WHAT YOU SHOULD DO: Exclude the pictures; give every entry again exactly as written.

[start EXERCISE INPUTS]

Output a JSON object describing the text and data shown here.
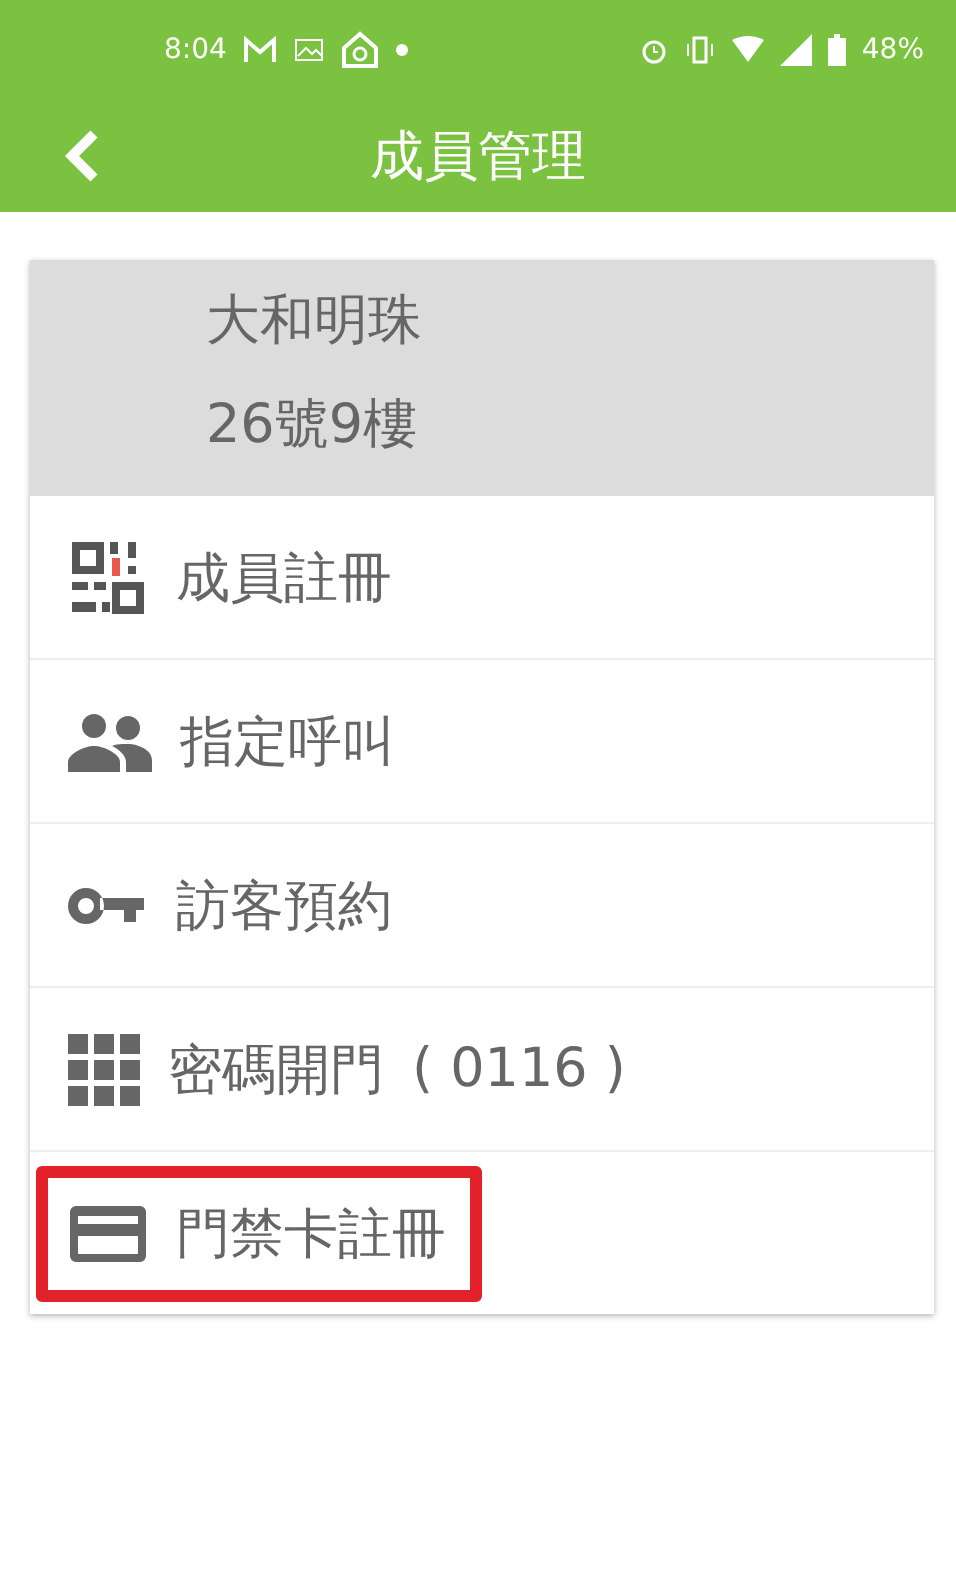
{
  "status_bar": {
    "time": "8:04",
    "battery": "48%"
  },
  "toolbar": {
    "title": "成員管理"
  },
  "unit": {
    "name": "大和明珠",
    "address": "26號9樓"
  },
  "menu": [
    {
      "kind": "qr",
      "label": "成員註冊",
      "highlighted": false
    },
    {
      "kind": "people",
      "label": "指定呼叫",
      "highlighted": false
    },
    {
      "kind": "key",
      "label": "訪客預約",
      "highlighted": false
    },
    {
      "kind": "keypad",
      "label": "密碼開門",
      "code": "( 0116 )",
      "highlighted": false
    },
    {
      "kind": "card",
      "label": "門禁卡註冊",
      "highlighted": true
    }
  ]
}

[end EXERCISE INPUTS]

CORRECT OUTPUT:
Output a JSON object describing the text and data shown here.
{
  "status_bar": {
    "time": "8:04",
    "battery": "48%"
  },
  "toolbar": {
    "title": "成員管理"
  },
  "unit": {
    "name": "大和明珠",
    "address": "26號9樓"
  },
  "menu": [
    {
      "kind": "qr",
      "label": "成員註冊",
      "highlighted": false
    },
    {
      "kind": "people",
      "label": "指定呼叫",
      "highlighted": false
    },
    {
      "kind": "key",
      "label": "訪客預約",
      "highlighted": false
    },
    {
      "kind": "keypad",
      "label": "密碼開門",
      "code": "( 0116 )",
      "highlighted": false
    },
    {
      "kind": "card",
      "label": "門禁卡註冊",
      "highlighted": true
    }
  ]
}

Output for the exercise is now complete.